● WHAT TO PRODUCE: For the data below, work out how many lines contain the word "false" and supply only that number.

───── PROVIDED DATA ─────

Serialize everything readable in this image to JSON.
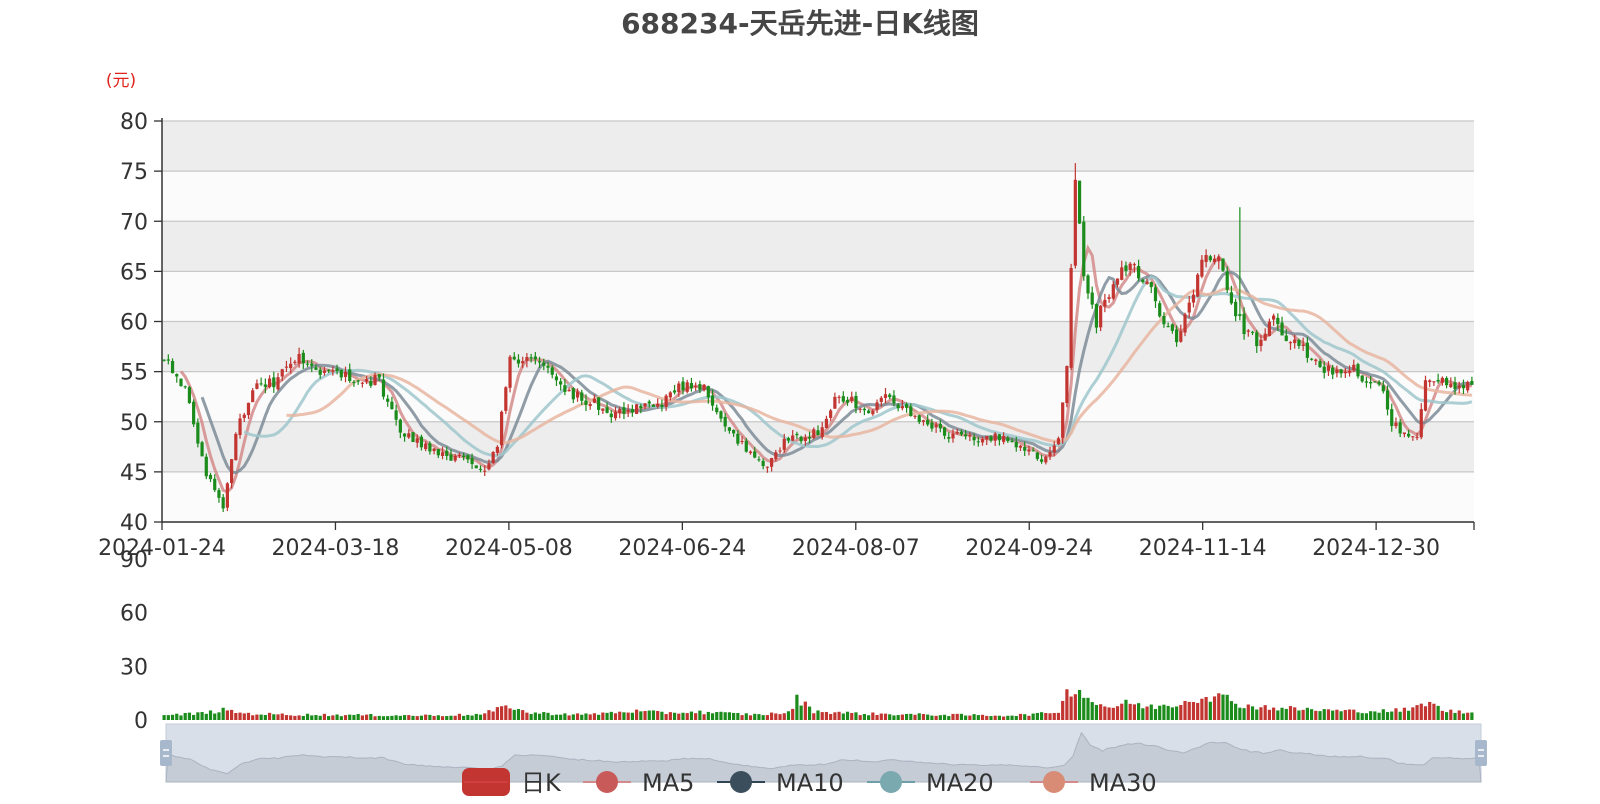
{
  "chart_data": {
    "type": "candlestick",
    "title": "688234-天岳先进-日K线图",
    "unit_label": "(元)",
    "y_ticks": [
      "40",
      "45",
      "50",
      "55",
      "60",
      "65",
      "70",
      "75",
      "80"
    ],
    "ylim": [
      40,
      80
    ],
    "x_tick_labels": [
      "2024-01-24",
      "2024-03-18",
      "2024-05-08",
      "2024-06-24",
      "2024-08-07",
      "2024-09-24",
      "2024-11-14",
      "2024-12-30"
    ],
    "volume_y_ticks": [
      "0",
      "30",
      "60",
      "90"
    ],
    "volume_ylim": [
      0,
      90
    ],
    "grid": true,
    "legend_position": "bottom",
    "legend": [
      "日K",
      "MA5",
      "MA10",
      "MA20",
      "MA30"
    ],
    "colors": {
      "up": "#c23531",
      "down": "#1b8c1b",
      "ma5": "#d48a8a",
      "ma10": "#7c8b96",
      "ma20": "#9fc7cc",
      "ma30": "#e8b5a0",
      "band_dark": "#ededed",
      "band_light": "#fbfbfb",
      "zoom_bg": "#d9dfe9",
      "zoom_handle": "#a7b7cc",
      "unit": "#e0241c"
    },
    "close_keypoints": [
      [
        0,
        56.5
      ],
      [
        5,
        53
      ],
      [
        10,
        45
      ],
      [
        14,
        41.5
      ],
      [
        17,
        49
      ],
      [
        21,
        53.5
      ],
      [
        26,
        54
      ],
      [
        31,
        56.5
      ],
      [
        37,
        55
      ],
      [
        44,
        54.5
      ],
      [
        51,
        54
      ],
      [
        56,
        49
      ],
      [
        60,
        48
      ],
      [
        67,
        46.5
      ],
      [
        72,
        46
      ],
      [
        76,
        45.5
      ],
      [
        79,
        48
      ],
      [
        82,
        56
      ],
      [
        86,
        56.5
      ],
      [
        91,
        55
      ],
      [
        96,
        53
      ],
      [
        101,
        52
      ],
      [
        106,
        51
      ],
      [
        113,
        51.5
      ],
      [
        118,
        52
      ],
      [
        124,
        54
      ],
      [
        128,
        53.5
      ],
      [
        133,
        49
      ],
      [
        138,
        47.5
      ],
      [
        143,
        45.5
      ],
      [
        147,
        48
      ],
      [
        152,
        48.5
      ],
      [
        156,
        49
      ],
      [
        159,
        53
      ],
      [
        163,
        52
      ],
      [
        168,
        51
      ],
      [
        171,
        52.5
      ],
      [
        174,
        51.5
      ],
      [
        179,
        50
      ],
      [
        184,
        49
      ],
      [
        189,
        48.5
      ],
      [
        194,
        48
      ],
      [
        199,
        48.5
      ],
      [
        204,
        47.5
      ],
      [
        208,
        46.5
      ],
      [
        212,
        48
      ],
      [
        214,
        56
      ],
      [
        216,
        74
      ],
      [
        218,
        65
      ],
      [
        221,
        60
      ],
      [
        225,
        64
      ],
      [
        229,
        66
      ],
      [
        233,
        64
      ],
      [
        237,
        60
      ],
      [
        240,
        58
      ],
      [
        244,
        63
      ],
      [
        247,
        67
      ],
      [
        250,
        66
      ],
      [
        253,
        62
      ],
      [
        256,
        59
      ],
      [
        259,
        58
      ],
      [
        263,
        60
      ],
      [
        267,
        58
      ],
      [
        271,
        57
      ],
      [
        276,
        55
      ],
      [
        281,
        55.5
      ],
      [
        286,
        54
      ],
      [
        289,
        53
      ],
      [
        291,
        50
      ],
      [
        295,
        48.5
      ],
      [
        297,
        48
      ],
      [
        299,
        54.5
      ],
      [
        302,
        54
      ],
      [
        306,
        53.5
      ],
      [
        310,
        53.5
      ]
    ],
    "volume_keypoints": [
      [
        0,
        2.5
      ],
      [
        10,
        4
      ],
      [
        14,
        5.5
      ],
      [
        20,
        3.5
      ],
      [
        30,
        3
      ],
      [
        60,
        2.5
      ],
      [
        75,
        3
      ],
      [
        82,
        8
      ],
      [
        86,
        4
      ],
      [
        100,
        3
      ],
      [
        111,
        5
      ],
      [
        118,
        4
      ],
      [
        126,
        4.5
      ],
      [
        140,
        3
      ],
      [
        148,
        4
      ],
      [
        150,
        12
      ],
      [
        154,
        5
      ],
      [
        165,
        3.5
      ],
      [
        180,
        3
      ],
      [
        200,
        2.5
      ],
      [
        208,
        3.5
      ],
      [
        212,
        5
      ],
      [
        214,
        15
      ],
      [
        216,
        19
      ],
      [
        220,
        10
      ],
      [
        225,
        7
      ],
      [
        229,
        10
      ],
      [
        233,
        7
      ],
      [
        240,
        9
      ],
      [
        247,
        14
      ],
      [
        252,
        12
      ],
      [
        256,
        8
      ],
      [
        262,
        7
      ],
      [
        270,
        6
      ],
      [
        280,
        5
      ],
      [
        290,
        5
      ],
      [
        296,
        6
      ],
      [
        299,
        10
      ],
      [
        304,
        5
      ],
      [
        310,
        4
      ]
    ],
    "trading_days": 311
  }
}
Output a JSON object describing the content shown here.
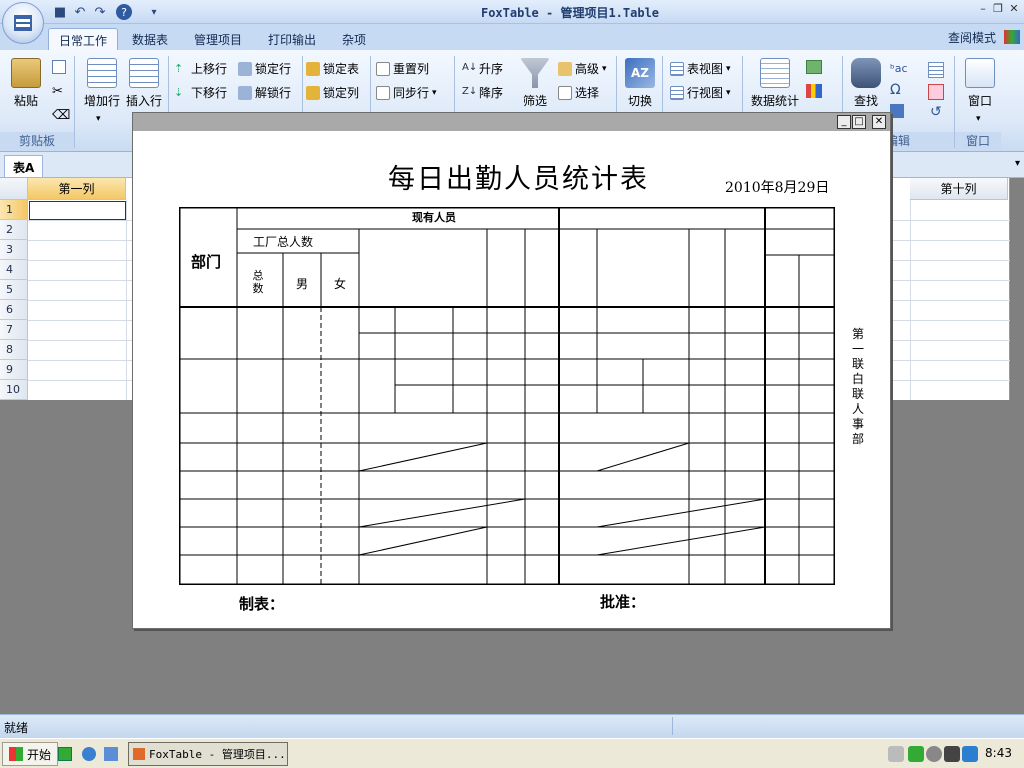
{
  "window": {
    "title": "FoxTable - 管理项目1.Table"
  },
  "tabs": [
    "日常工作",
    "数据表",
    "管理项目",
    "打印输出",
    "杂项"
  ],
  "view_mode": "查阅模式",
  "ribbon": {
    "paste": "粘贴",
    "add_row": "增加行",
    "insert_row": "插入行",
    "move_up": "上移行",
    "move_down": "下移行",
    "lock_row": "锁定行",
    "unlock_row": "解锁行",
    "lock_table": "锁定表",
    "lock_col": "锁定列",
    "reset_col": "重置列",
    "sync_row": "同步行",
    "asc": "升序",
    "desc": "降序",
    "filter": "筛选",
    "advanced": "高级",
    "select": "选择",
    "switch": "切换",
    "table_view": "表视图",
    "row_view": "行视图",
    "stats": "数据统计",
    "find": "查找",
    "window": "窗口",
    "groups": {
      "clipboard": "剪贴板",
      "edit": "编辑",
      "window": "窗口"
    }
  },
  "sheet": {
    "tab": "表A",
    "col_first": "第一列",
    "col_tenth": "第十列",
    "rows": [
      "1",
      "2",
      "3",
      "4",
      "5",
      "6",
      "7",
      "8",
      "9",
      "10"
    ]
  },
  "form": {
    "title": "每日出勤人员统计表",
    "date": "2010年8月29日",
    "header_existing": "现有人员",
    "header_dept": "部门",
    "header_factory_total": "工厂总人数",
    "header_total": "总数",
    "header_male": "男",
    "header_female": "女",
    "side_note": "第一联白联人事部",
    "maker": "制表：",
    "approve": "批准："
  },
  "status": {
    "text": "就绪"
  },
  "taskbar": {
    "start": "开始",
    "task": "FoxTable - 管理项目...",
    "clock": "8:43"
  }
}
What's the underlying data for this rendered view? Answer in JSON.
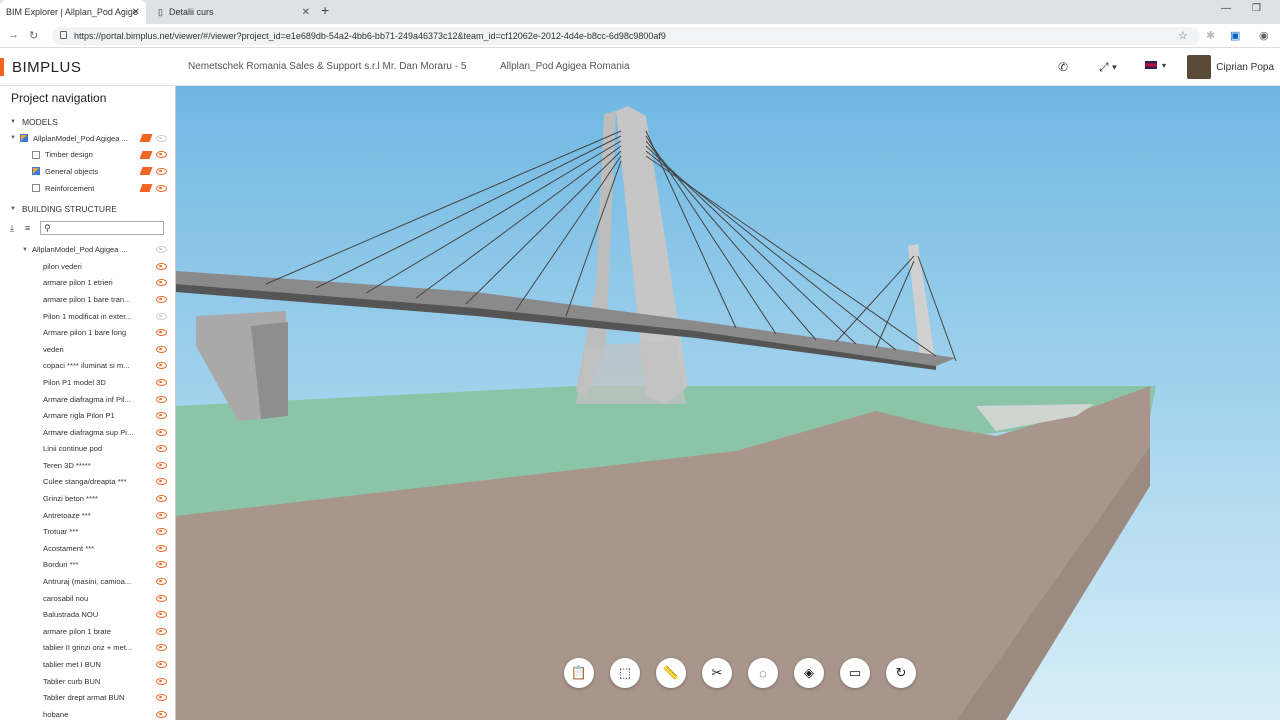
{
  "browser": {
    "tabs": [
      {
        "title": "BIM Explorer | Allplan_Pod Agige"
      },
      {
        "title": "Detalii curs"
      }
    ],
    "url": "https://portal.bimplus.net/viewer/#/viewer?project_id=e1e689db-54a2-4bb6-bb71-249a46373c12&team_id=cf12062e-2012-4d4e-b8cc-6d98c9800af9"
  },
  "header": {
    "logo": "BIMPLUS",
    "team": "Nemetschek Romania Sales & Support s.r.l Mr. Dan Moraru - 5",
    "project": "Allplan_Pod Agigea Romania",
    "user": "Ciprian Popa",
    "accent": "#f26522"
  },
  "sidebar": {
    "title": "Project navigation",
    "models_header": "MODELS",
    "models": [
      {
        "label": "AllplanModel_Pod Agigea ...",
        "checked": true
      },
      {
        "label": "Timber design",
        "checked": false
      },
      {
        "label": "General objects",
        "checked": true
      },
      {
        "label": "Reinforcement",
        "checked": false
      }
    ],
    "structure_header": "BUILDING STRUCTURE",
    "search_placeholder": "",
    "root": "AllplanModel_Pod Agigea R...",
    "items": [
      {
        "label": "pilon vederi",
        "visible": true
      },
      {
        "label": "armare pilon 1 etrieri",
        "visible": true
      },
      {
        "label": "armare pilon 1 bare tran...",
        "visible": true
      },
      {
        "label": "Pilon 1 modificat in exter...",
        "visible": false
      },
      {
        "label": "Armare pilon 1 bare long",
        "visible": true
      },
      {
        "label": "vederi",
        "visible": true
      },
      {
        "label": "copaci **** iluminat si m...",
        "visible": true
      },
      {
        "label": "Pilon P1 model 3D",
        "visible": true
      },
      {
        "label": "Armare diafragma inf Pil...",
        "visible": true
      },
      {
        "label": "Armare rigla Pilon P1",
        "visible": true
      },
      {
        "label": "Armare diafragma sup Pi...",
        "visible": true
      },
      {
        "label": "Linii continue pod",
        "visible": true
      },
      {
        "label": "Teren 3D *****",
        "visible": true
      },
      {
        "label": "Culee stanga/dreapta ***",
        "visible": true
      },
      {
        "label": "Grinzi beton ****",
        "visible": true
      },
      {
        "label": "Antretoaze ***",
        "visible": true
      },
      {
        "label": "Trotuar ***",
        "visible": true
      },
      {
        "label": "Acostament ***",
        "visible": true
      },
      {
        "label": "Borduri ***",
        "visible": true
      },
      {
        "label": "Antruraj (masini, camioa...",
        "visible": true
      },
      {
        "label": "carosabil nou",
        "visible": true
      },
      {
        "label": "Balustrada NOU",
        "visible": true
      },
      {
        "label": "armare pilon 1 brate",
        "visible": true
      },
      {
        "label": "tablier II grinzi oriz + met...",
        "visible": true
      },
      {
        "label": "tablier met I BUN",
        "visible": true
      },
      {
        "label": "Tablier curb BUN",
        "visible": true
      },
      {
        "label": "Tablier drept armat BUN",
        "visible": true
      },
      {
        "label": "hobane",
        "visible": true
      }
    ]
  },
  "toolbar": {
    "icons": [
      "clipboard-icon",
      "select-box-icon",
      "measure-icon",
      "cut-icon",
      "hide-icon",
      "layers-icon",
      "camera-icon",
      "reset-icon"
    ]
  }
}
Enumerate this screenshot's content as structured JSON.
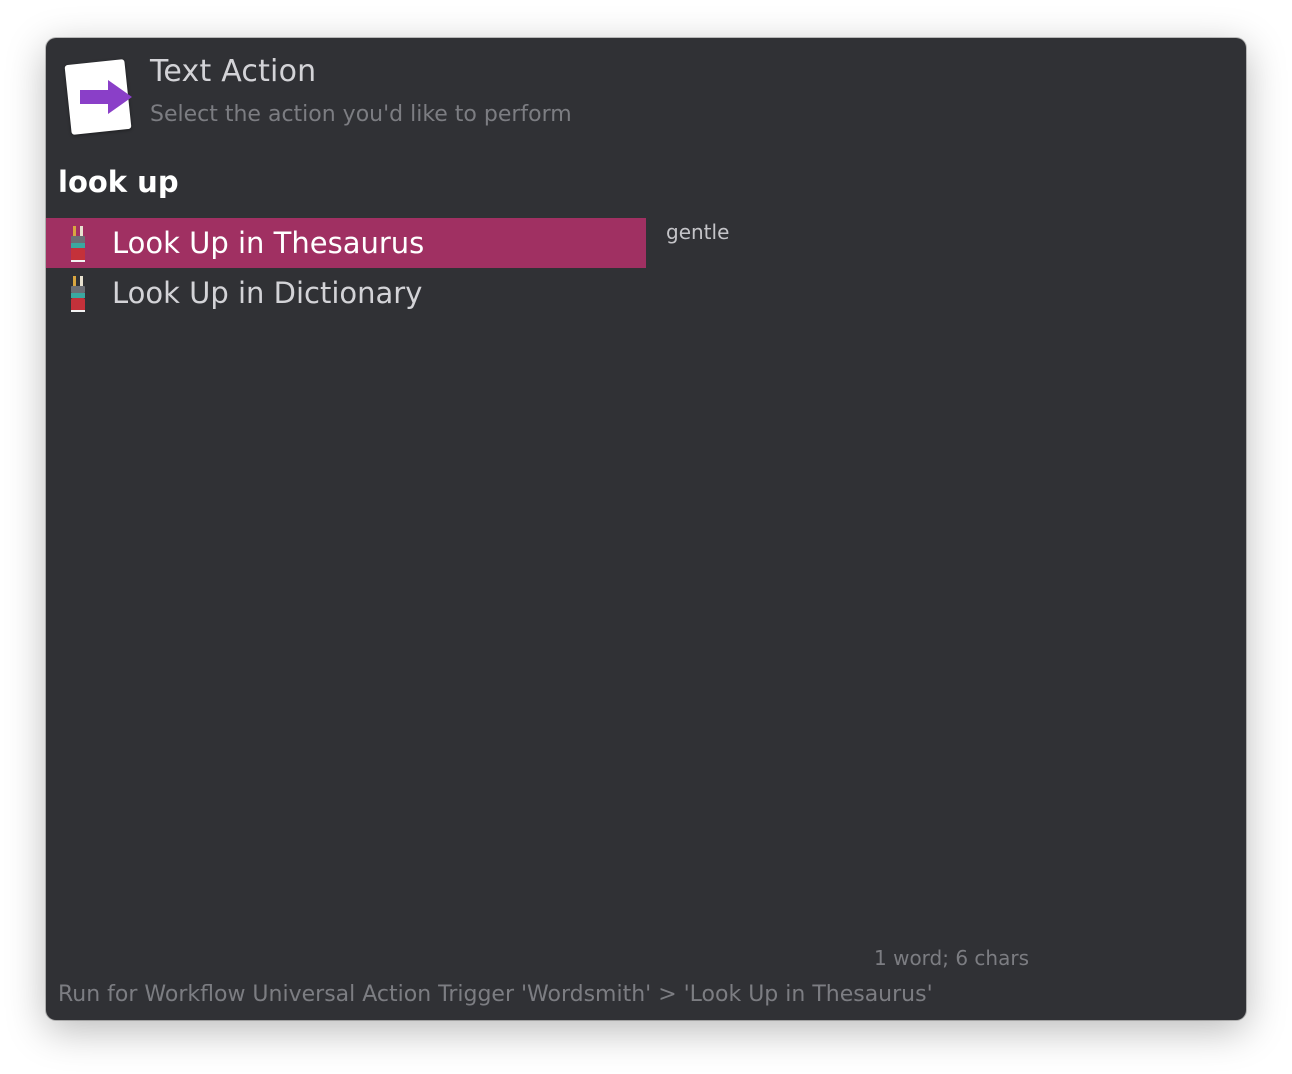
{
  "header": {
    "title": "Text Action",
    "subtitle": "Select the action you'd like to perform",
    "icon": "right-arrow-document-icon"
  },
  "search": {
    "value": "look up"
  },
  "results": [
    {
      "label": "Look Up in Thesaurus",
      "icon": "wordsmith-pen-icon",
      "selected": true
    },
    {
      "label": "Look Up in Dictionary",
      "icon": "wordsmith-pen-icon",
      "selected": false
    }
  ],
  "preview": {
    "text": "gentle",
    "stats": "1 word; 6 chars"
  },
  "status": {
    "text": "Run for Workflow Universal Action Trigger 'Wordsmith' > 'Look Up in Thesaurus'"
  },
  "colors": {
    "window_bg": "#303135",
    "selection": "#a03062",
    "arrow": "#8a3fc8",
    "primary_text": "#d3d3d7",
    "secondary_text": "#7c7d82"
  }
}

─────

● WRITTEN SOLUTION: 4